WHAT IS ASKED
Among the lines below, count those with "title". Give only the number.

DATASET ENTRIES
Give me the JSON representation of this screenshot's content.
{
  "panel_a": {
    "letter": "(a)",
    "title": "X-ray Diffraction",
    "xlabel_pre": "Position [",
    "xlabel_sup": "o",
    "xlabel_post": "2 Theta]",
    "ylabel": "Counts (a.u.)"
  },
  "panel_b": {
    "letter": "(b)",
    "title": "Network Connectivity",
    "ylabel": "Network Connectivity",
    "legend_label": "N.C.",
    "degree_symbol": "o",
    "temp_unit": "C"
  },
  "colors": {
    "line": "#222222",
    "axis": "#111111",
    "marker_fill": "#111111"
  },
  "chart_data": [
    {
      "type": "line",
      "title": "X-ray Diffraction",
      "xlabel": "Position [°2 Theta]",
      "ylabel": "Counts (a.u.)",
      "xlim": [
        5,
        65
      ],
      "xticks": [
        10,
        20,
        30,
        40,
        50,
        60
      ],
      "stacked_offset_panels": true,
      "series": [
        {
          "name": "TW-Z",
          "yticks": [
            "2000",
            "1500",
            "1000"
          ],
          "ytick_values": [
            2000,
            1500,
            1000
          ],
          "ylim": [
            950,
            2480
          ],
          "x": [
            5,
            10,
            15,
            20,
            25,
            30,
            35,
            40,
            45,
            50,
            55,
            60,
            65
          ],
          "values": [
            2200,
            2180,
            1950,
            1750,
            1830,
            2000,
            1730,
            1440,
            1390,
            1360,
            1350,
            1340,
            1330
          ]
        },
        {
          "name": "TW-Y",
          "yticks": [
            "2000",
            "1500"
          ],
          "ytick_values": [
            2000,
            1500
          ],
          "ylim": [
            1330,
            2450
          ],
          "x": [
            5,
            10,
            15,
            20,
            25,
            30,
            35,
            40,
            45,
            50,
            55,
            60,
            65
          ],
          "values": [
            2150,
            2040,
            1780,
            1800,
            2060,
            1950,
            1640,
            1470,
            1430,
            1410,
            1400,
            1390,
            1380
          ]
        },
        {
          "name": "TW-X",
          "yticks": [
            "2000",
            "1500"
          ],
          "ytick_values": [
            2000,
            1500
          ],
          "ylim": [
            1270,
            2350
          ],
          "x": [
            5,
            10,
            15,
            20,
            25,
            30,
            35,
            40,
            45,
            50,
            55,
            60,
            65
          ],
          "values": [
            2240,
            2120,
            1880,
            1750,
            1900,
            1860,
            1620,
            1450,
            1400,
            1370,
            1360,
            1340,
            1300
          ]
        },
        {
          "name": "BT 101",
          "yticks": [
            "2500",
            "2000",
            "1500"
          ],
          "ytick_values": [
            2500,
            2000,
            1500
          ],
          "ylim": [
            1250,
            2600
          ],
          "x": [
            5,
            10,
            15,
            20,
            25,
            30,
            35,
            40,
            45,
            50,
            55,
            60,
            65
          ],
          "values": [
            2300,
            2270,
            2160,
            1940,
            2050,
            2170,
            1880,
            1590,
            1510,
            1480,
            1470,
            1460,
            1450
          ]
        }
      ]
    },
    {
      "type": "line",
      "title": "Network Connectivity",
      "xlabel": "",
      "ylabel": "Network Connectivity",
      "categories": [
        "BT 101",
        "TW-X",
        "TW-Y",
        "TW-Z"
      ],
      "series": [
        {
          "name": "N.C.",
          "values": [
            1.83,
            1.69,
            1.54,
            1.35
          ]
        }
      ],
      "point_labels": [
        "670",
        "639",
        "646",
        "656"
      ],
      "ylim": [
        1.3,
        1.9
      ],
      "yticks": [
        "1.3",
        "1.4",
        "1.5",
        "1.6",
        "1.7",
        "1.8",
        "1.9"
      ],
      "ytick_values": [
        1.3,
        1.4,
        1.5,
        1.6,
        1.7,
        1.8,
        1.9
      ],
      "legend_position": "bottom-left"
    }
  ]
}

REPLY
4